Material for the task:
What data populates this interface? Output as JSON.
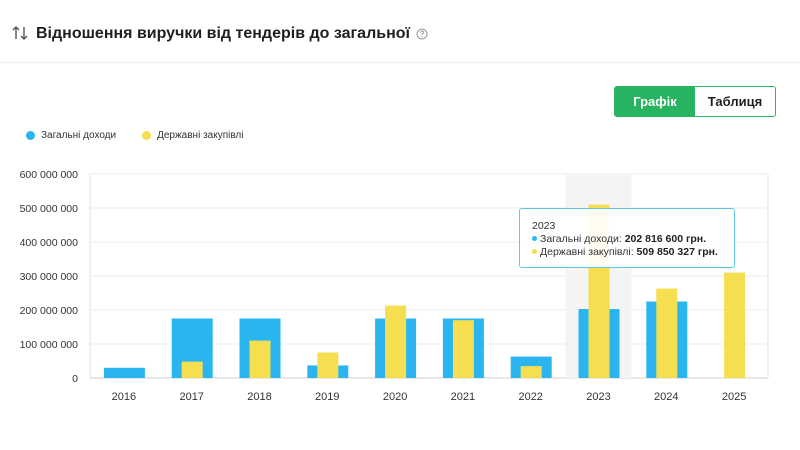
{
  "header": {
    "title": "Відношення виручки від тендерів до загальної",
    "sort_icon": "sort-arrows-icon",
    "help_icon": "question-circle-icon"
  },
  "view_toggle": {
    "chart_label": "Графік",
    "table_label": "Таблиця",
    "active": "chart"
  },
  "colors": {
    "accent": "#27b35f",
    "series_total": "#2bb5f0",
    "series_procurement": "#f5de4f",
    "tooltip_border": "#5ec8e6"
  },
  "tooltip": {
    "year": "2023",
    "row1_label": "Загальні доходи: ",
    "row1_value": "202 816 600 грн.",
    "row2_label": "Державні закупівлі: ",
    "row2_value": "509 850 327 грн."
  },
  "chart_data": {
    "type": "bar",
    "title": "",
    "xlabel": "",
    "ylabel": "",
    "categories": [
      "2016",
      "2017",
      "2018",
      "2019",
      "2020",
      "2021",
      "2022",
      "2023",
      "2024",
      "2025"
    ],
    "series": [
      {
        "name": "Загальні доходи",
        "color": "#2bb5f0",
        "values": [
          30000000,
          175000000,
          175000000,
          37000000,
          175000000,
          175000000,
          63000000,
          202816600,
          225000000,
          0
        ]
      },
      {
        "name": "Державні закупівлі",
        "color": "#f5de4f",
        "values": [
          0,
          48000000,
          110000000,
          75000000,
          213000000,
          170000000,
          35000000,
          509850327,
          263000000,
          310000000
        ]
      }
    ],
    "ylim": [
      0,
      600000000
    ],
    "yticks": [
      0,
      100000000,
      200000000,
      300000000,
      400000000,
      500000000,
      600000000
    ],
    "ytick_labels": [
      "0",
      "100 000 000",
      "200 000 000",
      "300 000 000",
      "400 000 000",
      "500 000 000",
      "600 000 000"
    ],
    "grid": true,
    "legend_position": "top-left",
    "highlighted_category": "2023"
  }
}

Problem to solve: Omit pictures; set down the rest of the material word for word.

Right answer:
What data populates this interface? Output as JSON.
{
  "header": {
    "title": "Відношення виручки від тендерів до загальної",
    "sort_icon": "sort-arrows-icon",
    "help_icon": "question-circle-icon"
  },
  "view_toggle": {
    "chart_label": "Графік",
    "table_label": "Таблиця",
    "active": "chart"
  },
  "colors": {
    "accent": "#27b35f",
    "series_total": "#2bb5f0",
    "series_procurement": "#f5de4f",
    "tooltip_border": "#5ec8e6"
  },
  "tooltip": {
    "year": "2023",
    "row1_label": "Загальні доходи: ",
    "row1_value": "202 816 600 грн.",
    "row2_label": "Державні закупівлі: ",
    "row2_value": "509 850 327 грн."
  },
  "chart_data": {
    "type": "bar",
    "title": "",
    "xlabel": "",
    "ylabel": "",
    "categories": [
      "2016",
      "2017",
      "2018",
      "2019",
      "2020",
      "2021",
      "2022",
      "2023",
      "2024",
      "2025"
    ],
    "series": [
      {
        "name": "Загальні доходи",
        "color": "#2bb5f0",
        "values": [
          30000000,
          175000000,
          175000000,
          37000000,
          175000000,
          175000000,
          63000000,
          202816600,
          225000000,
          0
        ]
      },
      {
        "name": "Державні закупівлі",
        "color": "#f5de4f",
        "values": [
          0,
          48000000,
          110000000,
          75000000,
          213000000,
          170000000,
          35000000,
          509850327,
          263000000,
          310000000
        ]
      }
    ],
    "ylim": [
      0,
      600000000
    ],
    "yticks": [
      0,
      100000000,
      200000000,
      300000000,
      400000000,
      500000000,
      600000000
    ],
    "ytick_labels": [
      "0",
      "100 000 000",
      "200 000 000",
      "300 000 000",
      "400 000 000",
      "500 000 000",
      "600 000 000"
    ],
    "grid": true,
    "legend_position": "top-left",
    "highlighted_category": "2023"
  }
}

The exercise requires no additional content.